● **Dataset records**
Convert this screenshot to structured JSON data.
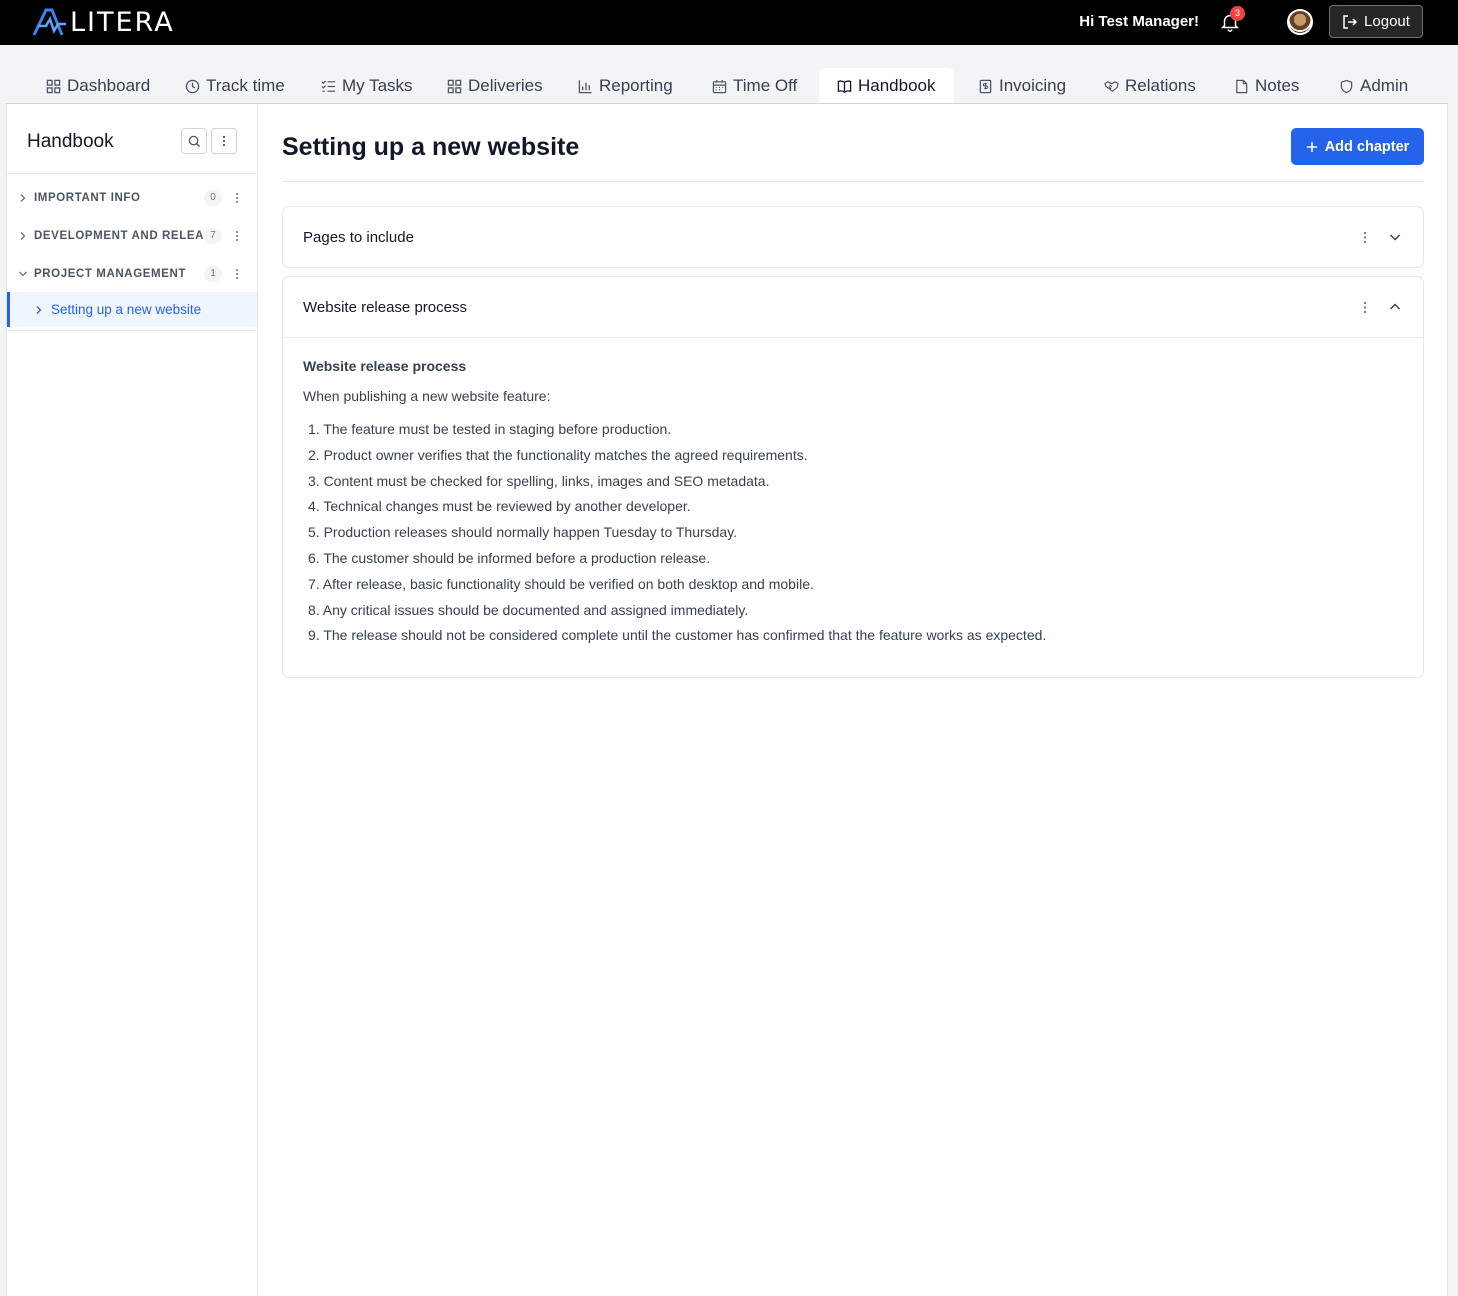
{
  "app": {
    "logo_text": "LITERA"
  },
  "topbar": {
    "greeting": "Hi Test Manager!",
    "notification_count": "3",
    "logout_label": "Logout"
  },
  "nav": {
    "tabs": [
      {
        "label": "Dashboard",
        "icon": "grid-icon"
      },
      {
        "label": "Track time",
        "icon": "clock-icon"
      },
      {
        "label": "My Tasks",
        "icon": "checklist-icon"
      },
      {
        "label": "Deliveries",
        "icon": "grid-icon"
      },
      {
        "label": "Reporting",
        "icon": "bar-chart-icon"
      },
      {
        "label": "Time Off",
        "icon": "calendar-icon"
      },
      {
        "label": "Handbook",
        "icon": "book-icon",
        "active": true
      },
      {
        "label": "Invoicing",
        "icon": "invoice-icon"
      },
      {
        "label": "Relations",
        "icon": "handshake-icon"
      },
      {
        "label": "Notes",
        "icon": "note-icon"
      },
      {
        "label": "Admin",
        "icon": "shield-icon"
      }
    ]
  },
  "sidebar": {
    "title": "Handbook",
    "sections": [
      {
        "label": "IMPORTANT INFO",
        "count": "0",
        "expanded": false
      },
      {
        "label": "DEVELOPMENT AND RELEA...",
        "count": "7",
        "expanded": false
      },
      {
        "label": "PROJECT MANAGEMENT",
        "count": "1",
        "expanded": true
      }
    ],
    "active_item": "Setting up a new website"
  },
  "main": {
    "title": "Setting up a new website",
    "add_chapter_label": "Add chapter",
    "chapters": [
      {
        "title": "Pages to include",
        "expanded": false
      },
      {
        "title": "Website release process",
        "expanded": true,
        "body_heading": "Website release process",
        "body_intro": "When publishing a new website feature:",
        "steps": [
          "1. The feature must be tested in staging before production.",
          "2. Product owner verifies that the functionality matches the agreed requirements.",
          "3. Content must be checked for spelling, links, images and SEO metadata.",
          "4. Technical changes must be reviewed by another developer.",
          "5. Production releases should normally happen Tuesday to Thursday.",
          "6. The customer should be informed before a production release.",
          "7. After release, basic functionality should be verified on both desktop and mobile.",
          "8. Any critical issues should be documented and assigned immediately.",
          "9. The release should not be considered complete until the customer has confirmed that the feature works as expected."
        ]
      }
    ]
  },
  "colors": {
    "accent": "#2563eb",
    "topbar": "#000000",
    "badge": "#ef4444"
  }
}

● **Task goal**
Omit the pictures and give the material again, exactly and in full.

● **Final result**
Convert this screenshot to structured JSON data.
{
  "app": {
    "logo_text": "LITERA"
  },
  "topbar": {
    "greeting": "Hi Test Manager!",
    "notification_count": "3",
    "logout_label": "Logout"
  },
  "nav": {
    "tabs": [
      {
        "label": "Dashboard",
        "icon": "grid-icon"
      },
      {
        "label": "Track time",
        "icon": "clock-icon"
      },
      {
        "label": "My Tasks",
        "icon": "checklist-icon"
      },
      {
        "label": "Deliveries",
        "icon": "grid-icon"
      },
      {
        "label": "Reporting",
        "icon": "bar-chart-icon"
      },
      {
        "label": "Time Off",
        "icon": "calendar-icon"
      },
      {
        "label": "Handbook",
        "icon": "book-icon",
        "active": true
      },
      {
        "label": "Invoicing",
        "icon": "invoice-icon"
      },
      {
        "label": "Relations",
        "icon": "handshake-icon"
      },
      {
        "label": "Notes",
        "icon": "note-icon"
      },
      {
        "label": "Admin",
        "icon": "shield-icon"
      }
    ]
  },
  "sidebar": {
    "title": "Handbook",
    "sections": [
      {
        "label": "IMPORTANT INFO",
        "count": "0",
        "expanded": false
      },
      {
        "label": "DEVELOPMENT AND RELEA...",
        "count": "7",
        "expanded": false
      },
      {
        "label": "PROJECT MANAGEMENT",
        "count": "1",
        "expanded": true
      }
    ],
    "active_item": "Setting up a new website"
  },
  "main": {
    "title": "Setting up a new website",
    "add_chapter_label": "Add chapter",
    "chapters": [
      {
        "title": "Pages to include",
        "expanded": false
      },
      {
        "title": "Website release process",
        "expanded": true,
        "body_heading": "Website release process",
        "body_intro": "When publishing a new website feature:",
        "steps": [
          "1. The feature must be tested in staging before production.",
          "2. Product owner verifies that the functionality matches the agreed requirements.",
          "3. Content must be checked for spelling, links, images and SEO metadata.",
          "4. Technical changes must be reviewed by another developer.",
          "5. Production releases should normally happen Tuesday to Thursday.",
          "6. The customer should be informed before a production release.",
          "7. After release, basic functionality should be verified on both desktop and mobile.",
          "8. Any critical issues should be documented and assigned immediately.",
          "9. The release should not be considered complete until the customer has confirmed that the feature works as expected."
        ]
      }
    ]
  },
  "colors": {
    "accent": "#2563eb",
    "topbar": "#000000",
    "badge": "#ef4444"
  }
}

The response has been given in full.